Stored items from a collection
■ ■ ■ ■ ■

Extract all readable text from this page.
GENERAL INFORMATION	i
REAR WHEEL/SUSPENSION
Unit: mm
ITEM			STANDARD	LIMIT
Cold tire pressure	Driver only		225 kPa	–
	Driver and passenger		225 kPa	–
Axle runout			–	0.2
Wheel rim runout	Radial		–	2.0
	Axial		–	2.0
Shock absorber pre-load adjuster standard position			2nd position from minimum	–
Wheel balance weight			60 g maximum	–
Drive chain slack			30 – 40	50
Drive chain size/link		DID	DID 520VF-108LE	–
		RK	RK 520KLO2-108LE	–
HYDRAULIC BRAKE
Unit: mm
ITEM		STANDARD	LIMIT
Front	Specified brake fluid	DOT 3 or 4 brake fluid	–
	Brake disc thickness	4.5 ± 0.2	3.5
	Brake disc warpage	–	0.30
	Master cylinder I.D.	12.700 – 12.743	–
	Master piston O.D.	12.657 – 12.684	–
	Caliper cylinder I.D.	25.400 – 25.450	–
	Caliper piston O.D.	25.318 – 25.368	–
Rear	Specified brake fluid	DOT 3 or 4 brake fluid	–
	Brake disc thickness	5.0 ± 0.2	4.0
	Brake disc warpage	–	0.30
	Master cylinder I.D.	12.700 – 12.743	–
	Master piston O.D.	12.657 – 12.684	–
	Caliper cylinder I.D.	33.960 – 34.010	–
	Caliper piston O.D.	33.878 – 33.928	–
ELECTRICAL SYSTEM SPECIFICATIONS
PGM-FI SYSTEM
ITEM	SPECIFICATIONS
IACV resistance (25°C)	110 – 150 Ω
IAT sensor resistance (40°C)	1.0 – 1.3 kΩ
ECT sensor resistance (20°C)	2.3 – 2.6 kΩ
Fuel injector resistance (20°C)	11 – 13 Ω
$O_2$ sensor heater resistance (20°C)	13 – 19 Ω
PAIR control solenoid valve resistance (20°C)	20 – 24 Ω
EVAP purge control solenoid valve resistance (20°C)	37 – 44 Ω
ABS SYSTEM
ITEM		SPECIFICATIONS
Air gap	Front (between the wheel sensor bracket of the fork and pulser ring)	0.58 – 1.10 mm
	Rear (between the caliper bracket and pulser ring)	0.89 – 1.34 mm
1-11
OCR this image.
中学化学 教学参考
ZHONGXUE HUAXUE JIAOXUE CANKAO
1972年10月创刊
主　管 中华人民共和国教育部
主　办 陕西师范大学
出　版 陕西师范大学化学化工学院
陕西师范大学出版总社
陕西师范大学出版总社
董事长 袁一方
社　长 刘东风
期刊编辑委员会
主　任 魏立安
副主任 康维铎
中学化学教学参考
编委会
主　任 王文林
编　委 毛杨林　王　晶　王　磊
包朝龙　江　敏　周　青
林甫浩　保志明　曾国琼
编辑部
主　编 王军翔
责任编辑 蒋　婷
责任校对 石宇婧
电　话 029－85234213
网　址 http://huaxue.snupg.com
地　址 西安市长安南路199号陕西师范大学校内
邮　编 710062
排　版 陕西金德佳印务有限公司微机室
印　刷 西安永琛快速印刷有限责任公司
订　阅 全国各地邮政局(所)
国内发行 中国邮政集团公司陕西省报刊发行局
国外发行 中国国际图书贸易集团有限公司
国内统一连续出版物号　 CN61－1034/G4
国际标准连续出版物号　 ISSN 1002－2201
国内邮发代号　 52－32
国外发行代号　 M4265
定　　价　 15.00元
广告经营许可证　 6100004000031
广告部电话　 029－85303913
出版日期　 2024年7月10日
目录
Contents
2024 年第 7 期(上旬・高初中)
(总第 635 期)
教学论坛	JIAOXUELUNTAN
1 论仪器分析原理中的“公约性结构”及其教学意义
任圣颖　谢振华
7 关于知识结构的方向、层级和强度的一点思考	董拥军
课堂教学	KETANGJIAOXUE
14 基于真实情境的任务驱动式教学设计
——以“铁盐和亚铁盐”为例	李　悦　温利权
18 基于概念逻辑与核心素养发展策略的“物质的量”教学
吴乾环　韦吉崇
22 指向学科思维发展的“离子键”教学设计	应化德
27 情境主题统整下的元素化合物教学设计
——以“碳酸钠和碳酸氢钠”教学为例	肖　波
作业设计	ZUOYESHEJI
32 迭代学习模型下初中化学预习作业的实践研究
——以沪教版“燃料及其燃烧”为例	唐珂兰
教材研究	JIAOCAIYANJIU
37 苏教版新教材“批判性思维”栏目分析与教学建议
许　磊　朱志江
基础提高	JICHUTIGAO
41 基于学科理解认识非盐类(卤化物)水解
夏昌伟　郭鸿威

■ ■ ■ ■ ■

Task instructions
Give back exactly the lines running from the line containing "OCR this image." through the end of the material above, both included, and nothing beyond them.

Written answer
OCR this image.
中学化学 教学参考
ZHONGXUE HUAXUE JIAOXUE CANKAO
1972年10月创刊
主　管 中华人民共和国教育部
主　办 陕西师范大学
出　版 陕西师范大学化学化工学院
陕西师范大学出版总社
陕西师范大学出版总社
董事长 袁一方
社　长 刘东风
期刊编辑委员会
主　任 魏立安
副主任 康维铎
中学化学教学参考
编委会
主　任 王文林
编　委 毛杨林　王　晶　王　磊
包朝龙　江　敏　周　青
林甫浩　保志明　曾国琼
编辑部
主　编 王军翔
责任编辑 蒋　婷
责任校对 石宇婧
电　话 029－85234213
网　址 http://huaxue.snupg.com
地　址 西安市长安南路199号陕西师范大学校内
邮　编 710062
排　版 陕西金德佳印务有限公司微机室
印　刷 西安永琛快速印刷有限责任公司
订　阅 全国各地邮政局(所)
国内发行 中国邮政集团公司陕西省报刊发行局
国外发行 中国国际图书贸易集团有限公司
国内统一连续出版物号　 CN61－1034/G4
国际标准连续出版物号　 ISSN 1002－2201
国内邮发代号　 52－32
国外发行代号　 M4265
定　　价　 15.00元
广告经营许可证　 6100004000031
广告部电话　 029－85303913
出版日期　 2024年7月10日
目录
Contents
2024 年第 7 期(上旬・高初中)
(总第 635 期)
教学论坛	JIAOXUELUNTAN
1 论仪器分析原理中的“公约性结构”及其教学意义
任圣颖　谢振华
7 关于知识结构的方向、层级和强度的一点思考	董拥军
课堂教学	KETANGJIAOXUE
14 基于真实情境的任务驱动式教学设计
——以“铁盐和亚铁盐”为例	李　悦　温利权
18 基于概念逻辑与核心素养发展策略的“物质的量”教学
吴乾环　韦吉崇
22 指向学科思维发展的“离子键”教学设计	应化德
27 情境主题统整下的元素化合物教学设计
——以“碳酸钠和碳酸氢钠”教学为例	肖　波
作业设计	ZUOYESHEJI
32 迭代学习模型下初中化学预习作业的实践研究
——以沪教版“燃料及其燃烧”为例	唐珂兰
教材研究	JIAOCAIYANJIU
37 苏教版新教材“批判性思维”栏目分析与教学建议
许　磊　朱志江
基础提高	JICHUTIGAO
41 基于学科理解认识非盐类(卤化物)水解
夏昌伟　郭鸿威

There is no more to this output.